◆ Records supplied
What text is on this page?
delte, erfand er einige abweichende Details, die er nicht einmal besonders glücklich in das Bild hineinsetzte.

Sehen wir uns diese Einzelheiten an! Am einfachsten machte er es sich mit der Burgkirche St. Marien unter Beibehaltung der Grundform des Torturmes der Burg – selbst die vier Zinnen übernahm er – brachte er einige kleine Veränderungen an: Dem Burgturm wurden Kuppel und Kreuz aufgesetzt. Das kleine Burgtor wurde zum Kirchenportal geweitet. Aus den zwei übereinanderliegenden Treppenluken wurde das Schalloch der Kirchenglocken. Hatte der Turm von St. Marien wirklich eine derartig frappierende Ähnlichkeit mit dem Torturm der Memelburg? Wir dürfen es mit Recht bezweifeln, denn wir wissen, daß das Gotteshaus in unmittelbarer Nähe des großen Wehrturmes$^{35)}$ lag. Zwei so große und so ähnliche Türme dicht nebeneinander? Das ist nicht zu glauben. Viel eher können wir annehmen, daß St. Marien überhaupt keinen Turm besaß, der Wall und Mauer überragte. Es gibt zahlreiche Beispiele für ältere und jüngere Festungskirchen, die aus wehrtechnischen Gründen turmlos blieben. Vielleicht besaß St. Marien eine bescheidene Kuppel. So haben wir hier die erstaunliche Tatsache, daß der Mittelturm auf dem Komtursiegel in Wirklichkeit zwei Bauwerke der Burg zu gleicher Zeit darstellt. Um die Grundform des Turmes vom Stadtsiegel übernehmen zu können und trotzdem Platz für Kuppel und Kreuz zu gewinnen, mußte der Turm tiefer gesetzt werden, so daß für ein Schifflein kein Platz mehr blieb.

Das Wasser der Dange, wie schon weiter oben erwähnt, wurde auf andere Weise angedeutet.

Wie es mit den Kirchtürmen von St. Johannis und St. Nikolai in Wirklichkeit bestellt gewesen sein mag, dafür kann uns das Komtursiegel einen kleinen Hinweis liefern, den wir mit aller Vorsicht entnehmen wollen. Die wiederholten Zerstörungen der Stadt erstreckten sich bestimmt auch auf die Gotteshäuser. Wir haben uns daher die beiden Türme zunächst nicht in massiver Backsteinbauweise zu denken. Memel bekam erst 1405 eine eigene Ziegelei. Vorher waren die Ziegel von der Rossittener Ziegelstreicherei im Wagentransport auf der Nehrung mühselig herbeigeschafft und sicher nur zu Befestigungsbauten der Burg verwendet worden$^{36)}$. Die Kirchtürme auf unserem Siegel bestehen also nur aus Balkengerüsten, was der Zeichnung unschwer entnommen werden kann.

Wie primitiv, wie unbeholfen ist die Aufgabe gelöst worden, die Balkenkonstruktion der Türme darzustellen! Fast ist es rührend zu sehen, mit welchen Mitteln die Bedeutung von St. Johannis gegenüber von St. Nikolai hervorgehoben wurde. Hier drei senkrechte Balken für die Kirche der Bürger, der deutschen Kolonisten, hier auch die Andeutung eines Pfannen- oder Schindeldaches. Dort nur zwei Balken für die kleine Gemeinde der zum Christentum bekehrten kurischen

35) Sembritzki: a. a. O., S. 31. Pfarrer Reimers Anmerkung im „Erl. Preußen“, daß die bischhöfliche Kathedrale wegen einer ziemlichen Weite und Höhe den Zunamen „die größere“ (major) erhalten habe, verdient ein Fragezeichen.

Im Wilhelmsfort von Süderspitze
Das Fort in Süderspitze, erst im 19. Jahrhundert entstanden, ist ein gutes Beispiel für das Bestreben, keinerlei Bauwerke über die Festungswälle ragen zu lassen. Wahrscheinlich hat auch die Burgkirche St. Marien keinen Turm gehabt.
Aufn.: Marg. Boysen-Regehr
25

◆ Exercise
Check each line of the material above for "worden" and say how many lines contain it, giving the number alone.

◆ Worked answer
2